Filter the entries for the string "switches". Copy each line that has it.

→ SOURCE INFORMATION

::::

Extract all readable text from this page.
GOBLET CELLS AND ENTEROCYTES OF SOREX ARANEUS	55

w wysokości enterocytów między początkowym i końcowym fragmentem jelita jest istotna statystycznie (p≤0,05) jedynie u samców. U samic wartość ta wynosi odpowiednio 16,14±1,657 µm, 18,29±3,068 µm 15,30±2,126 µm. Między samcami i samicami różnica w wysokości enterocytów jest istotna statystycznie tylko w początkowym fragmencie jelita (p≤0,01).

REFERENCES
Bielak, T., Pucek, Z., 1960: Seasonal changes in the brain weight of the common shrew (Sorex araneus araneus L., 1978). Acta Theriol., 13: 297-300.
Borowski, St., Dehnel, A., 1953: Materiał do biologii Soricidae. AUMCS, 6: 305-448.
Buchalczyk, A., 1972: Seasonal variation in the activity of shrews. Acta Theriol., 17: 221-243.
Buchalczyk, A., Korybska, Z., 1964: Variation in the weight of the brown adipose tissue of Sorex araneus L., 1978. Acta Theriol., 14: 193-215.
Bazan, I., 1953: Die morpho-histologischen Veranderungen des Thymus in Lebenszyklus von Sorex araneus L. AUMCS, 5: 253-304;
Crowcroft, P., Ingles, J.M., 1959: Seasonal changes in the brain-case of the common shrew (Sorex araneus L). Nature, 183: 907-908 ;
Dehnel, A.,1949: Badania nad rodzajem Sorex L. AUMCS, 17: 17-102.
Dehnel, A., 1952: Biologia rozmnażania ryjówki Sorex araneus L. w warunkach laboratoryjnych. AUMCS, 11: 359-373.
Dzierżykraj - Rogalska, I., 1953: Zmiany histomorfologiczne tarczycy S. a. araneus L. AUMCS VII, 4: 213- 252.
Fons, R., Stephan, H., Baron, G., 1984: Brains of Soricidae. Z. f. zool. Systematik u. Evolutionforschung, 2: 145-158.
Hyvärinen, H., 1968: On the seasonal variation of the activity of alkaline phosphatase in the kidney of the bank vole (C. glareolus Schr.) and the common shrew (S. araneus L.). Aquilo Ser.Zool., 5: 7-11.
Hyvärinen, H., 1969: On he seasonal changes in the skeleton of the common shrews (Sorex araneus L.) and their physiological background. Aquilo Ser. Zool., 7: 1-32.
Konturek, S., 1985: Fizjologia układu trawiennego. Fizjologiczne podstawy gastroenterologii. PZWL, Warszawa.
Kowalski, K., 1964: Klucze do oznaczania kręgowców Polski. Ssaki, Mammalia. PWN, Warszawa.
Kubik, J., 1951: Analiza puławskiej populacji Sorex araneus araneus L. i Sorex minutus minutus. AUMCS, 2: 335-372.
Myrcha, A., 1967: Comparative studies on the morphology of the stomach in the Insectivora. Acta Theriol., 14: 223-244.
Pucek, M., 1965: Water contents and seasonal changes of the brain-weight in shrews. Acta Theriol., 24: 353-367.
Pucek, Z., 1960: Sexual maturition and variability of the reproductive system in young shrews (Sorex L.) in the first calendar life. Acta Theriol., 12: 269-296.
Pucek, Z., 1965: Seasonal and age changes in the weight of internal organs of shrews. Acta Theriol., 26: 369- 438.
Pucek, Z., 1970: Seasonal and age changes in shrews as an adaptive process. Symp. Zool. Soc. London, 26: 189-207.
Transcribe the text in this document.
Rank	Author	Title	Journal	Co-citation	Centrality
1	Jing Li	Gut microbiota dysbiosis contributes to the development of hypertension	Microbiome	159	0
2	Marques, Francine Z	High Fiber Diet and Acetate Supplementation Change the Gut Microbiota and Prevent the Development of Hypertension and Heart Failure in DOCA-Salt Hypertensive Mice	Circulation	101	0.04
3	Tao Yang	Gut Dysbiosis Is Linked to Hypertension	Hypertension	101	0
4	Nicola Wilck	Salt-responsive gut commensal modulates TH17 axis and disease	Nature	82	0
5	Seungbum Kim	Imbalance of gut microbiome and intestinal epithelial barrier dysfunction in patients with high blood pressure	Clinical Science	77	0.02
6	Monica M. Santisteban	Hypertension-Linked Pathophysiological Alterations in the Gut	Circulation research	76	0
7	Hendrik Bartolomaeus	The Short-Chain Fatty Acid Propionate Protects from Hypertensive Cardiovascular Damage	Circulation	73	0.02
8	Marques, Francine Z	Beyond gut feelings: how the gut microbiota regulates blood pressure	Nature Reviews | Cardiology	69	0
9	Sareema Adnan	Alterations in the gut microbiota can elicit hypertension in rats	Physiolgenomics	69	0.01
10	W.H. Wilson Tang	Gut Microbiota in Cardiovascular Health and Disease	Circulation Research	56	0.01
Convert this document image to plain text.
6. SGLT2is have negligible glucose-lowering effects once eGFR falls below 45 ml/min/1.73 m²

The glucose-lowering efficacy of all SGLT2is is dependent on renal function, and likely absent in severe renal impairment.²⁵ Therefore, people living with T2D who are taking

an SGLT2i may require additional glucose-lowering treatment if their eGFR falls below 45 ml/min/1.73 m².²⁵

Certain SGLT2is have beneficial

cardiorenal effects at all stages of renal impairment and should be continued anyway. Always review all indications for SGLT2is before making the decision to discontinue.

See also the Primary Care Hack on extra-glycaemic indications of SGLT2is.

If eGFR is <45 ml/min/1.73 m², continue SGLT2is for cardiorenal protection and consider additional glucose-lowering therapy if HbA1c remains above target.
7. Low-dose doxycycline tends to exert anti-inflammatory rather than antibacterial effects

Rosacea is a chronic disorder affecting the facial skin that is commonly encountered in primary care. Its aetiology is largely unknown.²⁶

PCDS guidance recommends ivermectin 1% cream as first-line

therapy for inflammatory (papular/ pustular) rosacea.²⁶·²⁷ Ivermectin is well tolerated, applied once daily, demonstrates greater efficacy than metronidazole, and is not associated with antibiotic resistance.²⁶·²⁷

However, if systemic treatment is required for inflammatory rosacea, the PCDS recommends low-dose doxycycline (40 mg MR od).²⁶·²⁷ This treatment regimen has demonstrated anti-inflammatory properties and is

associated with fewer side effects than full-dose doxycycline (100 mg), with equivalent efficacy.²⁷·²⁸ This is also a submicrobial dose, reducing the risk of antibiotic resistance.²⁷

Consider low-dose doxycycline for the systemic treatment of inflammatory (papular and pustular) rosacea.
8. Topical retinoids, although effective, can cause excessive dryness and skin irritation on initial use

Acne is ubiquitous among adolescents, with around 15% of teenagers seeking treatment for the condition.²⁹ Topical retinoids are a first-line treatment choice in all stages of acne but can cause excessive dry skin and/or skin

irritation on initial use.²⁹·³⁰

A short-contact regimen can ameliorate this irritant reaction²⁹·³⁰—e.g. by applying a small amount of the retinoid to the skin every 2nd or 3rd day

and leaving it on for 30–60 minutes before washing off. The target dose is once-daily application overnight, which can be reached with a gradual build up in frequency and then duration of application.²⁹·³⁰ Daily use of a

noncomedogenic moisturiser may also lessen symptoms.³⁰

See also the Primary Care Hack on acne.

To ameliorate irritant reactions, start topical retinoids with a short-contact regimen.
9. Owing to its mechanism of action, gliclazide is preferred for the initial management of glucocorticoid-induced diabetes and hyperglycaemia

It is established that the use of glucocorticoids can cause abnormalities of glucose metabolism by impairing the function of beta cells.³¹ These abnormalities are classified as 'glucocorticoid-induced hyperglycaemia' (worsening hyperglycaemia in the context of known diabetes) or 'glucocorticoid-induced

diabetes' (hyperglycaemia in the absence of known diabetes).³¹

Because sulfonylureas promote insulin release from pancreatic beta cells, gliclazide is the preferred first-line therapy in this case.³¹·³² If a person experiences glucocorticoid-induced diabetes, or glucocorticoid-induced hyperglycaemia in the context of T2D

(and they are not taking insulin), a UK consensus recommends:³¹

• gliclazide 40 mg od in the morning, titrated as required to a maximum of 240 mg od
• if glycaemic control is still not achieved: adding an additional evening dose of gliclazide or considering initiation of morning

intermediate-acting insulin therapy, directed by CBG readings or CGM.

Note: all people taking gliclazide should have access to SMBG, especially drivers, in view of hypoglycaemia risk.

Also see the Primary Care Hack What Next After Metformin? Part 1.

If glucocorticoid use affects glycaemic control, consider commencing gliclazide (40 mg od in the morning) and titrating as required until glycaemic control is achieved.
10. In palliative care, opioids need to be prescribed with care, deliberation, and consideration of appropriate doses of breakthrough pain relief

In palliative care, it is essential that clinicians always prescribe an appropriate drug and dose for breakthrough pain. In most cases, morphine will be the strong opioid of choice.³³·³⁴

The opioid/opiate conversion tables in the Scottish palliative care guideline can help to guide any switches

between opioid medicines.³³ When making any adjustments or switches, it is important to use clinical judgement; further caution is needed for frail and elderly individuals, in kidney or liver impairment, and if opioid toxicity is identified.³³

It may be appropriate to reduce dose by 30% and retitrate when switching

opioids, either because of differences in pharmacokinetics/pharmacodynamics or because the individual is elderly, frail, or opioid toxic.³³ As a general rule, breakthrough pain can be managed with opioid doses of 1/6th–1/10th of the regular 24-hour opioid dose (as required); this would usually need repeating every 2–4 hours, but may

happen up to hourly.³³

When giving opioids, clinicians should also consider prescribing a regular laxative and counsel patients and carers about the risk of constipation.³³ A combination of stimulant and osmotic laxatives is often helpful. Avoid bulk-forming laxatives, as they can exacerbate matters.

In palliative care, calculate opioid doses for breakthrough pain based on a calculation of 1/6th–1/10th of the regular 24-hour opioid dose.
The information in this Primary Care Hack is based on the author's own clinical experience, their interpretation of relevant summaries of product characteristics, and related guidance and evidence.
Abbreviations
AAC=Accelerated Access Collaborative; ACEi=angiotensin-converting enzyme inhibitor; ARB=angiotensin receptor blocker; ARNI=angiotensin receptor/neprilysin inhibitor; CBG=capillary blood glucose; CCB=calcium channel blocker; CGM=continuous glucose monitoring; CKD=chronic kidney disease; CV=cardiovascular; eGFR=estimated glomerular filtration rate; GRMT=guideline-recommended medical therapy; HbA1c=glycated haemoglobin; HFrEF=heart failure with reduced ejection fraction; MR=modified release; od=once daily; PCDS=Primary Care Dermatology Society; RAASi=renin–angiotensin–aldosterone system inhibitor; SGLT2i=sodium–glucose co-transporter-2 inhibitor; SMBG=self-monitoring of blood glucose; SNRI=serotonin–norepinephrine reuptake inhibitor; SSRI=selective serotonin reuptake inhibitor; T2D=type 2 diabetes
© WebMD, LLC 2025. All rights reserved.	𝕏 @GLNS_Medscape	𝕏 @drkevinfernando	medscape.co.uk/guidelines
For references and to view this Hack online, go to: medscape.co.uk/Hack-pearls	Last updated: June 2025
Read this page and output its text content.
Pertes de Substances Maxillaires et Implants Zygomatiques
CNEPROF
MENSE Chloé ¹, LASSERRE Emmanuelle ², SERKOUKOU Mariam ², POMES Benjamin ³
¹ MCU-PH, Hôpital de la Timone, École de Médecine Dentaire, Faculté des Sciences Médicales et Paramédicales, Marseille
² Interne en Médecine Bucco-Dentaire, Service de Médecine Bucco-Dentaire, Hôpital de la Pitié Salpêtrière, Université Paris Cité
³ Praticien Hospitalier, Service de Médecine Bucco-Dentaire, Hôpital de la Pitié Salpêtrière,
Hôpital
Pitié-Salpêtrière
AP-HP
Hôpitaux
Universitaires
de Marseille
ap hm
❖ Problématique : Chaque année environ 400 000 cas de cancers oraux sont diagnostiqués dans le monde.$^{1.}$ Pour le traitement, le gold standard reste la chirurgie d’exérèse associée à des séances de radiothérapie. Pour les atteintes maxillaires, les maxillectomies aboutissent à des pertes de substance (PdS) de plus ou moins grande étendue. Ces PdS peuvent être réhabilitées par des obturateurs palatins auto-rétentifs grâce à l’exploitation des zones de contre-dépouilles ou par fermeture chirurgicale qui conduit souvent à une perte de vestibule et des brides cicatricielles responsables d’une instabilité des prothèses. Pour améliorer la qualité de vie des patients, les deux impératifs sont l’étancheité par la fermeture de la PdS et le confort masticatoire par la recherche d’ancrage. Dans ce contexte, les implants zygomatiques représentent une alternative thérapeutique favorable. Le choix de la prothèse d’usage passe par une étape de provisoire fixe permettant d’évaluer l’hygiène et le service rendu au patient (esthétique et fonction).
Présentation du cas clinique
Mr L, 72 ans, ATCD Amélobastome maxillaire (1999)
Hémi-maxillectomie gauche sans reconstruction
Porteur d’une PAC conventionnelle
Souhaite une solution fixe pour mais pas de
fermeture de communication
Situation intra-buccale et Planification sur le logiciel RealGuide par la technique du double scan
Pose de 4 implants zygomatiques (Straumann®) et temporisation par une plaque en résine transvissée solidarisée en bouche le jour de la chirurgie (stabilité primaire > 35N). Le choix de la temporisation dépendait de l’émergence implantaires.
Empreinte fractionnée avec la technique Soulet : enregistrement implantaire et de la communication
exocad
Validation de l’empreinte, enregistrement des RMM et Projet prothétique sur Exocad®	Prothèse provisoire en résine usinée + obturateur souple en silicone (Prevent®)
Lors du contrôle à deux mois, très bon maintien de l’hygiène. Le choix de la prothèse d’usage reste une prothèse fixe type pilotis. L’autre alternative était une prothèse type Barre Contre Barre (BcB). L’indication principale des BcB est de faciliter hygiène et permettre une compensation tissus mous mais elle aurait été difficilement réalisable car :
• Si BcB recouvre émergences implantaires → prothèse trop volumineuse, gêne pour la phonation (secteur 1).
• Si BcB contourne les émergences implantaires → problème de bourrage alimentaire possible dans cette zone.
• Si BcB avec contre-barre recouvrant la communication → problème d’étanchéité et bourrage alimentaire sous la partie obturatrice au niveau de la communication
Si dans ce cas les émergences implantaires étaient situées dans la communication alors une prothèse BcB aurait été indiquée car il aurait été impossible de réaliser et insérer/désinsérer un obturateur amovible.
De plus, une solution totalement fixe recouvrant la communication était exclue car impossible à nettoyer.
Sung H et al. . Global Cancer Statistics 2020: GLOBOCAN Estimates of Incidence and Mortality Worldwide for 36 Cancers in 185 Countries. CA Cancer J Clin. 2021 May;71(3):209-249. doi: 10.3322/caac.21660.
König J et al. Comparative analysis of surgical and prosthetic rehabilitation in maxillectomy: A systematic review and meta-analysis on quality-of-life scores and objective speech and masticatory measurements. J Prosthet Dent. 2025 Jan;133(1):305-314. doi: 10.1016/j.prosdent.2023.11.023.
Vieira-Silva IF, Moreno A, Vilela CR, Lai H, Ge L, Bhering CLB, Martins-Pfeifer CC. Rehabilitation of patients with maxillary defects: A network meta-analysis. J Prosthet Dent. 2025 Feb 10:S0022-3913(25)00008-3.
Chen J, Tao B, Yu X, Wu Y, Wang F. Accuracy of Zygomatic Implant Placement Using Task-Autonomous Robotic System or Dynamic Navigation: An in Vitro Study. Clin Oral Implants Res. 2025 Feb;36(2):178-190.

::::

→ RESPONSE
The opioid/opiate conversion tables in the Scottish palliative care guideline can help to guide any switches
between opioid medicines.³³ When making any adjustments or switches, it is important to use clinical judgement; further caution is needed for frail and elderly individuals, in kidney or liver impairment, and if opioid toxicity is identified.³³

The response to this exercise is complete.